#### REQUIREMENTS:
Look through the material below. Copy each line that contains the string "will".

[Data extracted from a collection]
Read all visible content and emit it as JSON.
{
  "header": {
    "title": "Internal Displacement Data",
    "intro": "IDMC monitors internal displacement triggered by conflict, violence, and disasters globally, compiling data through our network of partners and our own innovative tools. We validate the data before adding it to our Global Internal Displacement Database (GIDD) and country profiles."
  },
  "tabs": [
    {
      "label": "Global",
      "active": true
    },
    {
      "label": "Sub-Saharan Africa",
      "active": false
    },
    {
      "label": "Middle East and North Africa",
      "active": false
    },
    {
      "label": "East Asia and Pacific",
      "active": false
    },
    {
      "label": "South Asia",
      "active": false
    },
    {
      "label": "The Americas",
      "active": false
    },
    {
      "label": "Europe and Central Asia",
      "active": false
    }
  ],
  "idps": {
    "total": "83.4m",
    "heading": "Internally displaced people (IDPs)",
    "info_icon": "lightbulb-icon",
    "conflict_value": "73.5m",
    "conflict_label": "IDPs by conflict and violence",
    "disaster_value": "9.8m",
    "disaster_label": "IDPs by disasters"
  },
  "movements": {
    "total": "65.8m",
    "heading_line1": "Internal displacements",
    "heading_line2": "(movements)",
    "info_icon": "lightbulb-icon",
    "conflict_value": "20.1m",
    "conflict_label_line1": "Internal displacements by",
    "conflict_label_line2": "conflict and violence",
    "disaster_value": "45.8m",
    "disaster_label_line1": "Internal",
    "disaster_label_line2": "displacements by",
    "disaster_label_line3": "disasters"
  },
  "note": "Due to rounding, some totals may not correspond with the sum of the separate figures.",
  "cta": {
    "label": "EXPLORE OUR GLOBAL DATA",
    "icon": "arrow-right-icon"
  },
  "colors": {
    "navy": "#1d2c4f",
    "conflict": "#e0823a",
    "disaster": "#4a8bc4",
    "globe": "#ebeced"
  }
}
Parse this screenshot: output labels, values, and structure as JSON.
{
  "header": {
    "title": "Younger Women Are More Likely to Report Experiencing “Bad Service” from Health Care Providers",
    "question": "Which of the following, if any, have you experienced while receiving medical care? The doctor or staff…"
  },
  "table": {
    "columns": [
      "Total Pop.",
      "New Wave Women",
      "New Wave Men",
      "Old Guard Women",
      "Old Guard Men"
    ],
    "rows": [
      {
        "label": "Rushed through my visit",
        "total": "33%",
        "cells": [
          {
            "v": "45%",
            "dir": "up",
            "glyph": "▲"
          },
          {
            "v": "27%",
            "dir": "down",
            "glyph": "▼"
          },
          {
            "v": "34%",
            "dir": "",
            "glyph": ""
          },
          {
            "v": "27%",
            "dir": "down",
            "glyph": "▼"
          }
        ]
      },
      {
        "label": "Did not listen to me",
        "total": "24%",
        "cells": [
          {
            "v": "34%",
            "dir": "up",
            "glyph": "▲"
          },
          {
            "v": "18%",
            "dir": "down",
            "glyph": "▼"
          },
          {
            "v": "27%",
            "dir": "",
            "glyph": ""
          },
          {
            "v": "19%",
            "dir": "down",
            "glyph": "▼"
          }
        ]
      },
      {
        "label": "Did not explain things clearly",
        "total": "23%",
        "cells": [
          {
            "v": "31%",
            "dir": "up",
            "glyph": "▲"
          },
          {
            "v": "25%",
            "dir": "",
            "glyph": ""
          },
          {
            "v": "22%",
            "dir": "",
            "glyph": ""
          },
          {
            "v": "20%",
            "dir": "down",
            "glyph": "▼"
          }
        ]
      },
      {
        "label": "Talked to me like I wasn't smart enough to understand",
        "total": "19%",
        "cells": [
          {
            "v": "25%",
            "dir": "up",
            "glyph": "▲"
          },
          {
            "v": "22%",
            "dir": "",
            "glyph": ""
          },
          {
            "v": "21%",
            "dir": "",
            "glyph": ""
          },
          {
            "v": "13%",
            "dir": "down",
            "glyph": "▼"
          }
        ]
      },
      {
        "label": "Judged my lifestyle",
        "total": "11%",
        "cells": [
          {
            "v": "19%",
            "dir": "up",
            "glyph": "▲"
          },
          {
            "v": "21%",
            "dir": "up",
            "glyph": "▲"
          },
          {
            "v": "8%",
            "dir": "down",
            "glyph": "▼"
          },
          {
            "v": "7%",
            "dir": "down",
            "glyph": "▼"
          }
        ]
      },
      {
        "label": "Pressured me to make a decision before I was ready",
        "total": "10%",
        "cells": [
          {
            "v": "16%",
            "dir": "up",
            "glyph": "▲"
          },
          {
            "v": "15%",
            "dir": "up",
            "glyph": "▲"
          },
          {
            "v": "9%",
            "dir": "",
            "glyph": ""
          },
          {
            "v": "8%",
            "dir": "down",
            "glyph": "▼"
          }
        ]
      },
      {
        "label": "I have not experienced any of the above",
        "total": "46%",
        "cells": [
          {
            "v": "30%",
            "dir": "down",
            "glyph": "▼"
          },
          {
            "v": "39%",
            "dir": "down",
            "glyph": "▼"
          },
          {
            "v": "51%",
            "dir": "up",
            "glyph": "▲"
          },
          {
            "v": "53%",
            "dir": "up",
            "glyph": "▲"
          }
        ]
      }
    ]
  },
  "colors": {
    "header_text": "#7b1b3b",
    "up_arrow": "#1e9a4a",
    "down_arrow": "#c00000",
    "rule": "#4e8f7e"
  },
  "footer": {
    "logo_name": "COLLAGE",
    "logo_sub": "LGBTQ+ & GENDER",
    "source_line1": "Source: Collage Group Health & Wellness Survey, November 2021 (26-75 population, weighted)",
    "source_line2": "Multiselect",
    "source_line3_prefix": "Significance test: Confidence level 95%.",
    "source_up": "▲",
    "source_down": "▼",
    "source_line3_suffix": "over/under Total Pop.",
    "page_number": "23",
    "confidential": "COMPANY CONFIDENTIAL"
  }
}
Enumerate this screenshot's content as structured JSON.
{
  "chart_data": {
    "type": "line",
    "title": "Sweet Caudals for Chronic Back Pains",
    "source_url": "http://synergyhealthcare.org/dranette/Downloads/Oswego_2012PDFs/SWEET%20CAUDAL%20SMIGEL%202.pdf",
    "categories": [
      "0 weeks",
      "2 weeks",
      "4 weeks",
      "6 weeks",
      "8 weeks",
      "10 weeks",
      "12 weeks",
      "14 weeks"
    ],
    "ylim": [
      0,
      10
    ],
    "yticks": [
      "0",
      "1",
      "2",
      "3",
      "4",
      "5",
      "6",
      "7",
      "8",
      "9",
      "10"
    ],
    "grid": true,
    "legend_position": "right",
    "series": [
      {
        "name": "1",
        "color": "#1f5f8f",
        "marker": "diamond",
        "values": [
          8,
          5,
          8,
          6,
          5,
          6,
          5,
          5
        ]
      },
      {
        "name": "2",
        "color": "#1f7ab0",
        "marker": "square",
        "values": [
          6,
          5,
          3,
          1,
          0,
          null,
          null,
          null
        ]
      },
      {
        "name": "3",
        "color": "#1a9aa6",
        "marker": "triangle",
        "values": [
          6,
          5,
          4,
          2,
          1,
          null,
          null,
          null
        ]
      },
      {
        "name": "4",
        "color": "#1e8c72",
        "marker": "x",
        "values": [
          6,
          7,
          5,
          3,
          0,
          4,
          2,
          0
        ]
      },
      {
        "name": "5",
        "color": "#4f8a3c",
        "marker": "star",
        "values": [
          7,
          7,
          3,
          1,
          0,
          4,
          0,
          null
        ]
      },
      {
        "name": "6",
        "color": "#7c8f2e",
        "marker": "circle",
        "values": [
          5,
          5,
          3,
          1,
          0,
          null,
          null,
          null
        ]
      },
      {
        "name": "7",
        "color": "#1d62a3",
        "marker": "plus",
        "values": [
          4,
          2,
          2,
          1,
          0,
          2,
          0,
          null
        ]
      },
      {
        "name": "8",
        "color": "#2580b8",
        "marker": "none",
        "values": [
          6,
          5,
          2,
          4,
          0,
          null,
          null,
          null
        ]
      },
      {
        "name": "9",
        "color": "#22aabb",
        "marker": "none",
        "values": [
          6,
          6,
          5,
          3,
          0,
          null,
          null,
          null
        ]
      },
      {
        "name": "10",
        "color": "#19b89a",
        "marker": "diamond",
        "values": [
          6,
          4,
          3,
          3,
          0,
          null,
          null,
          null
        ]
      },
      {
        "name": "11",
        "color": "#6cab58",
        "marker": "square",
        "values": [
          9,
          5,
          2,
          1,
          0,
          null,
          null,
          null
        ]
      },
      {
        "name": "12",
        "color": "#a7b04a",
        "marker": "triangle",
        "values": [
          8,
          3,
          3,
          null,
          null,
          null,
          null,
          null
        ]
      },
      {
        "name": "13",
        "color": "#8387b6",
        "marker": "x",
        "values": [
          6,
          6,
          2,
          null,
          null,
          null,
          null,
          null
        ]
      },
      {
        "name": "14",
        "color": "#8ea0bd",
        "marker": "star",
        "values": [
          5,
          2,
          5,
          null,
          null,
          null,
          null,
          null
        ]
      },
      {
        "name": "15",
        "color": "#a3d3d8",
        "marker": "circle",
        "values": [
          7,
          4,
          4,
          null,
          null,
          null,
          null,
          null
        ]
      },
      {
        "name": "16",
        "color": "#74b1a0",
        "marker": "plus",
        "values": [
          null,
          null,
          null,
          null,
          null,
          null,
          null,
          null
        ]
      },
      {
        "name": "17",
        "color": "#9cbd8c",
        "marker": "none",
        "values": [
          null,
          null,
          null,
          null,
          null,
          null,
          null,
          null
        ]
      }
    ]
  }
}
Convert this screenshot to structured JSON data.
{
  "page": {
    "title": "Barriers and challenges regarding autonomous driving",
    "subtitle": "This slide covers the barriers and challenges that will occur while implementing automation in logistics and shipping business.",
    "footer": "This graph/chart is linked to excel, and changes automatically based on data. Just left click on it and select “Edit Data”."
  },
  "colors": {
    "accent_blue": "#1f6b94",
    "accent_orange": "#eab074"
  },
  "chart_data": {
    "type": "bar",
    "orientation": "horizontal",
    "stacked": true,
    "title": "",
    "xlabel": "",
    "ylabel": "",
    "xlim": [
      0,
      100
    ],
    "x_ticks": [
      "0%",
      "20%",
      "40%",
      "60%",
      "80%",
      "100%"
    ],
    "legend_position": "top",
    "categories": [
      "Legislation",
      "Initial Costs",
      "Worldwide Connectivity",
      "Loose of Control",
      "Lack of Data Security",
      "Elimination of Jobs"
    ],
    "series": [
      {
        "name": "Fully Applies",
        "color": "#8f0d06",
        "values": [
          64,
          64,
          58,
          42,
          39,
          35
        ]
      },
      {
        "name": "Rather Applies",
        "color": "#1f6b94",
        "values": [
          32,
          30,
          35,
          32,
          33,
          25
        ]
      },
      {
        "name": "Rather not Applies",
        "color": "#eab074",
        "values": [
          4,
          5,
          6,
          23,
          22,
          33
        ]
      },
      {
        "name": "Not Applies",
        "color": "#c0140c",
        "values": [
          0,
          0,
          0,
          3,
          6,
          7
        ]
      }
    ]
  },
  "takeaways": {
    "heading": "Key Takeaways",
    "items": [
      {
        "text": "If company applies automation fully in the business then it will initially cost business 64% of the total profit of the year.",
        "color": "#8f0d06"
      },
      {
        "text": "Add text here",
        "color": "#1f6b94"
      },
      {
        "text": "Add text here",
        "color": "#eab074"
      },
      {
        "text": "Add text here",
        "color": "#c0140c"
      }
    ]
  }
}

#### COMPLETED EXERCISE:
    "subtitle": "This slide covers the barriers and challenges that will occur while implementing automation in logistics and shipping business.",
        "text": "If company applies automation fully in the business then it will initially cost business 64% of the total profit of the year.",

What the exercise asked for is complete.